[Directive]
Please write out the material that follows, exactly as it stands.

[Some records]
- - - -
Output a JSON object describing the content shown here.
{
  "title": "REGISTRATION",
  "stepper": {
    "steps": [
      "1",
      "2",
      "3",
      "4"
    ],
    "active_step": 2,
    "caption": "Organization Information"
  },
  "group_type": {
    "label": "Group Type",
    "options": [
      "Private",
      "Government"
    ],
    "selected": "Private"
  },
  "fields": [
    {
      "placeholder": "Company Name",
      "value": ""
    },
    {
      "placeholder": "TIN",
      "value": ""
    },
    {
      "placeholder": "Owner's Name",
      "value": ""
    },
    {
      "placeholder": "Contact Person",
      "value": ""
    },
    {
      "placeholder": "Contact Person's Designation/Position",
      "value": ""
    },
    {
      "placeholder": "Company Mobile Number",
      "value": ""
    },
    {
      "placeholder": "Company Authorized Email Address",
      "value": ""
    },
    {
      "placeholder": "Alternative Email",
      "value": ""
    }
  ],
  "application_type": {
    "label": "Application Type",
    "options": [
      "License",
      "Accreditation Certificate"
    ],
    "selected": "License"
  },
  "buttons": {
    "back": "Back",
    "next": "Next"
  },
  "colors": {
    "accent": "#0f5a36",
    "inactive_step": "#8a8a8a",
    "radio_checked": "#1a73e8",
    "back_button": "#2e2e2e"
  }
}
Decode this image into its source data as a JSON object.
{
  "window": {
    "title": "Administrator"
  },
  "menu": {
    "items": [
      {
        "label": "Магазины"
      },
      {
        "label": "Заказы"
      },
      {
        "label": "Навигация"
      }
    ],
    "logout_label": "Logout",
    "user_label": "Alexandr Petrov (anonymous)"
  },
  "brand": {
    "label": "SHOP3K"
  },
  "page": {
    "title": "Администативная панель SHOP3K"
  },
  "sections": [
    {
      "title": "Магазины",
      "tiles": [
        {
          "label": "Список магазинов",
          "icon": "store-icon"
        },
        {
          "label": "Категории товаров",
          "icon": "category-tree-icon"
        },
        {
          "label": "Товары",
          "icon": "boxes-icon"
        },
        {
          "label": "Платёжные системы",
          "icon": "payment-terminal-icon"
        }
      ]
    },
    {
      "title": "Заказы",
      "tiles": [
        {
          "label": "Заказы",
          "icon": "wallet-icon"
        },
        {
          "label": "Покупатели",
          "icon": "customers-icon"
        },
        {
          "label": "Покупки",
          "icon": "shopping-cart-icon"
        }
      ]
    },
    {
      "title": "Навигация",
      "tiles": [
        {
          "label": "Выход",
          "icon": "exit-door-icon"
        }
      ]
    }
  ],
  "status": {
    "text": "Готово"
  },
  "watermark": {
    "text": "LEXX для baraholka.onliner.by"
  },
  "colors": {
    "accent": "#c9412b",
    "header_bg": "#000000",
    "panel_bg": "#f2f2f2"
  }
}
- - - -
[Task response]
Output a JSON object describing the content shown here.
{
  "title": "REGISTRATION",
  "stepper": {
    "steps": [
      "1",
      "2",
      "3",
      "4"
    ],
    "active_step": 2,
    "caption": "Organization Information"
  },
  "group_type": {
    "label": "Group Type",
    "options": [
      "Private",
      "Government"
    ],
    "selected": "Private"
  },
  "fields": [
    {
      "placeholder": "Company Name",
      "value": ""
    },
    {
      "placeholder": "TIN",
      "value": ""
    },
    {
      "placeholder": "Owner's Name",
      "value": ""
    },
    {
      "placeholder": "Contact Person",
      "value": ""
    },
    {
      "placeholder": "Contact Person's Designation/Position",
      "value": ""
    },
    {
      "placeholder": "Company Mobile Number",
      "value": ""
    },
    {
      "placeholder": "Company Authorized Email Address",
      "value": ""
    },
    {
      "placeholder": "Alternative Email",
      "value": ""
    }
  ],
  "application_type": {
    "label": "Application Type",
    "options": [
      "License",
      "Accreditation Certificate"
    ],
    "selected": "License"
  },
  "buttons": {
    "back": "Back",
    "next": "Next"
  },
  "colors": {
    "accent": "#0f5a36",
    "inactive_step": "#8a8a8a",
    "radio_checked": "#1a73e8",
    "back_button": "#2e2e2e"
  }
}
Decode this image into its source data as a JSON object.
{
  "window": {
    "title": "Administrator"
  },
  "menu": {
    "items": [
      {
        "label": "Магазины"
      },
      {
        "label": "Заказы"
      },
      {
        "label": "Навигация"
      }
    ],
    "logout_label": "Logout",
    "user_label": "Alexandr Petrov (anonymous)"
  },
  "brand": {
    "label": "SHOP3K"
  },
  "page": {
    "title": "Администативная панель SHOP3K"
  },
  "sections": [
    {
      "title": "Магазины",
      "tiles": [
        {
          "label": "Список магазинов",
          "icon": "store-icon"
        },
        {
          "label": "Категории товаров",
          "icon": "category-tree-icon"
        },
        {
          "label": "Товары",
          "icon": "boxes-icon"
        },
        {
          "label": "Платёжные системы",
          "icon": "payment-terminal-icon"
        }
      ]
    },
    {
      "title": "Заказы",
      "tiles": [
        {
          "label": "Заказы",
          "icon": "wallet-icon"
        },
        {
          "label": "Покупатели",
          "icon": "customers-icon"
        },
        {
          "label": "Покупки",
          "icon": "shopping-cart-icon"
        }
      ]
    },
    {
      "title": "Навигация",
      "tiles": [
        {
          "label": "Выход",
          "icon": "exit-door-icon"
        }
      ]
    }
  ],
  "status": {
    "text": "Готово"
  },
  "watermark": {
    "text": "LEXX для baraholka.onliner.by"
  },
  "colors": {
    "accent": "#c9412b",
    "header_bg": "#000000",
    "panel_bg": "#f2f2f2"
  }
}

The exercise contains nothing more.